### DATASET ENTRIES
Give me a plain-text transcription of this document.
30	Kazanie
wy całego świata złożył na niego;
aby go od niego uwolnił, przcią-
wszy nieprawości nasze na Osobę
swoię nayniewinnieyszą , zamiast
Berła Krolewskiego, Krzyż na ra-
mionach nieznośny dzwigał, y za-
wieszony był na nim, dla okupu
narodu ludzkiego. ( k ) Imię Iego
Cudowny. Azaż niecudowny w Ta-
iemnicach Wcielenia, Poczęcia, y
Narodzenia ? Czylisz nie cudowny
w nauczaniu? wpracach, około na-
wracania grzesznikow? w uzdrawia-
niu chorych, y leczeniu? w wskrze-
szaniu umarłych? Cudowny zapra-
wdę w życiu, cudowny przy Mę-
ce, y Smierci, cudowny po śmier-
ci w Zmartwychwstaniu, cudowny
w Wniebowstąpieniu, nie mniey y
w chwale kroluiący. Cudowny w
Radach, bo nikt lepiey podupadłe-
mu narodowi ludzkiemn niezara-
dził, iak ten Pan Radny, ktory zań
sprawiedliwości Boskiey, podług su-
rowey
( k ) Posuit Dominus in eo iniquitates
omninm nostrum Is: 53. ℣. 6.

### WHAT IS ASKED
Check each line of the data above for the string "niego", then report how many lines have it, with no other words.

### OUTPUT OF THE TASK
2